WORK INSTRUCTIONS => Once the pictures are set aside, transcribe the remaining data exactly.

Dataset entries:
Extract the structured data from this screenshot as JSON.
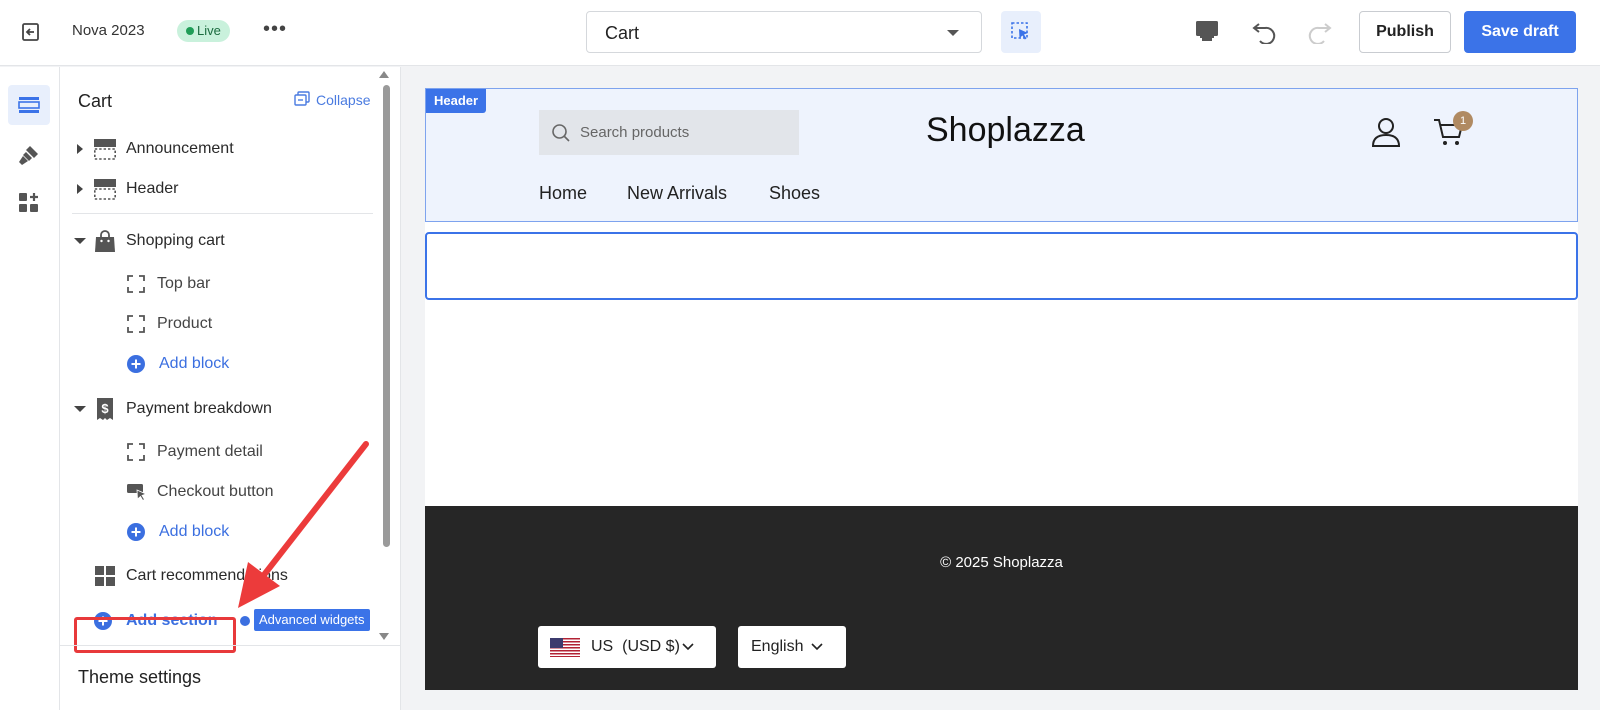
{
  "topbar": {
    "theme_name": "Nova 2023",
    "status_badge": "Live",
    "more_label": "•••",
    "page_select_value": "Cart",
    "publish_label": "Publish",
    "save_label": "Save draft"
  },
  "sidebar": {
    "title": "Cart",
    "collapse_label": "Collapse",
    "sections": [
      {
        "label": "Announcement",
        "icon": "section-layout-icon",
        "expanded": false
      },
      {
        "label": "Header",
        "icon": "section-layout-icon",
        "expanded": false
      },
      {
        "label": "Shopping cart",
        "icon": "shopping-bag-icon",
        "expanded": true,
        "blocks": [
          "Top bar",
          "Product"
        ],
        "add_block": "Add block"
      },
      {
        "label": "Payment breakdown",
        "icon": "receipt-icon",
        "expanded": true,
        "blocks": [
          "Payment detail",
          "Checkout button"
        ],
        "add_block": "Add block"
      },
      {
        "label": "Cart recommendations",
        "icon": "grid-icon",
        "expanded": false
      }
    ],
    "add_section_label": "Add section",
    "advanced_widgets_label": "Advanced widgets",
    "theme_settings_label": "Theme settings"
  },
  "preview": {
    "header_tag": "Header",
    "search_placeholder": "Search products",
    "logo": "Shoplazza",
    "cart_count": "1",
    "nav": [
      "Home",
      "New Arrivals",
      "Shoes"
    ],
    "copyright": "© 2025 Shoplazza",
    "currency": "US  (USD $)",
    "language": "English"
  },
  "colors": {
    "accent": "#3b73e8",
    "highlight_red": "#e8393b",
    "footer_bg": "#262626",
    "live_badge_bg": "#c9f1dc"
  }
}
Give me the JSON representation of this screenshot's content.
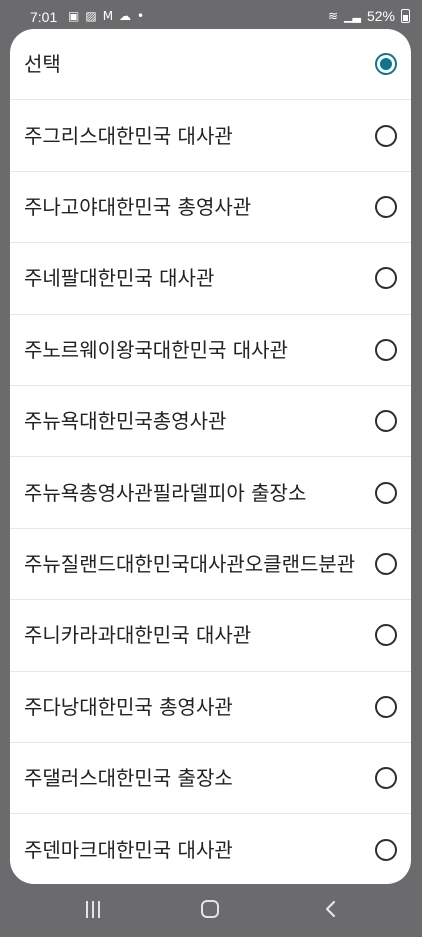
{
  "status_bar": {
    "time": "7:01",
    "left_icons": [
      "gallery-icon",
      "image-icon",
      "gmail-icon",
      "cloud-icon",
      "dot-icon"
    ],
    "battery": "52%",
    "right_icons": [
      "wifi-icon",
      "signal-icon",
      "battery-icon"
    ]
  },
  "dialog": {
    "options": [
      {
        "label": "선택",
        "selected": true
      },
      {
        "label": "주그리스대한민국 대사관",
        "selected": false
      },
      {
        "label": "주나고야대한민국 총영사관",
        "selected": false
      },
      {
        "label": "주네팔대한민국 대사관",
        "selected": false
      },
      {
        "label": "주노르웨이왕국대한민국 대사관",
        "selected": false
      },
      {
        "label": "주뉴욕대한민국총영사관",
        "selected": false
      },
      {
        "label": "주뉴욕총영사관필라델피아 출장소",
        "selected": false
      },
      {
        "label": "주뉴질랜드대한민국대사관오클랜드분관",
        "selected": false
      },
      {
        "label": "주니카라과대한민국 대사관",
        "selected": false
      },
      {
        "label": "주다낭대한민국 총영사관",
        "selected": false
      },
      {
        "label": "주댈러스대한민국 출장소",
        "selected": false
      },
      {
        "label": "주덴마크대한민국 대사관",
        "selected": false
      }
    ]
  },
  "nav_bar": {
    "buttons": [
      "recent-apps",
      "home",
      "back"
    ]
  },
  "colors": {
    "accent": "#10748a",
    "backdrop": "#6b6b6e",
    "sheet": "#ffffff",
    "text": "#222222"
  }
}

ANSWER TO THIS TASK =>
Extract the structured data from this screenshot as JSON.
{
  "topbar": {
    "theme_name": "Nova 2023",
    "status_badge": "Live",
    "more_label": "•••",
    "page_select_value": "Cart",
    "publish_label": "Publish",
    "save_label": "Save draft"
  },
  "sidebar": {
    "title": "Cart",
    "collapse_label": "Collapse",
    "sections": [
      {
        "label": "Announcement",
        "icon": "section-layout-icon",
        "expanded": false
      },
      {
        "label": "Header",
        "icon": "section-layout-icon",
        "expanded": false
      },
      {
        "label": "Shopping cart",
        "icon": "shopping-bag-icon",
        "expanded": true,
        "blocks": [
          "Top bar",
          "Product"
        ],
        "add_block": "Add block"
      },
      {
        "label": "Payment breakdown",
        "icon": "receipt-icon",
        "expanded": true,
        "blocks": [
          "Payment detail",
          "Checkout button"
        ],
        "add_block": "Add block"
      },
      {
        "label": "Cart recommendations",
        "icon": "grid-icon",
        "expanded": false
      }
    ],
    "add_section_label": "Add section",
    "advanced_widgets_label": "Advanced widgets",
    "theme_settings_label": "Theme settings"
  },
  "preview": {
    "header_tag": "Header",
    "search_placeholder": "Search products",
    "logo": "Shoplazza",
    "cart_count": "1",
    "nav": [
      "Home",
      "New Arrivals",
      "Shoes"
    ],
    "copyright": "© 2025 Shoplazza",
    "currency": "US  (USD $)",
    "language": "English"
  },
  "colors": {
    "accent": "#3b73e8",
    "highlight_red": "#e8393b",
    "footer_bg": "#262626",
    "live_badge_bg": "#c9f1dc"
  }
}
Give me the JSON representation of this screenshot's content.
{
  "status_bar": {
    "time": "7:01",
    "left_icons": [
      "gallery-icon",
      "image-icon",
      "gmail-icon",
      "cloud-icon",
      "dot-icon"
    ],
    "battery": "52%",
    "right_icons": [
      "wifi-icon",
      "signal-icon",
      "battery-icon"
    ]
  },
  "dialog": {
    "options": [
      {
        "label": "선택",
        "selected": true
      },
      {
        "label": "주그리스대한민국 대사관",
        "selected": false
      },
      {
        "label": "주나고야대한민국 총영사관",
        "selected": false
      },
      {
        "label": "주네팔대한민국 대사관",
        "selected": false
      },
      {
        "label": "주노르웨이왕국대한민국 대사관",
        "selected": false
      },
      {
        "label": "주뉴욕대한민국총영사관",
        "selected": false
      },
      {
        "label": "주뉴욕총영사관필라델피아 출장소",
        "selected": false
      },
      {
        "label": "주뉴질랜드대한민국대사관오클랜드분관",
        "selected": false
      },
      {
        "label": "주니카라과대한민국 대사관",
        "selected": false
      },
      {
        "label": "주다낭대한민국 총영사관",
        "selected": false
      },
      {
        "label": "주댈러스대한민국 출장소",
        "selected": false
      },
      {
        "label": "주덴마크대한민국 대사관",
        "selected": false
      }
    ]
  },
  "nav_bar": {
    "buttons": [
      "recent-apps",
      "home",
      "back"
    ]
  },
  "colors": {
    "accent": "#10748a",
    "backdrop": "#6b6b6e",
    "sheet": "#ffffff",
    "text": "#222222"
  }
}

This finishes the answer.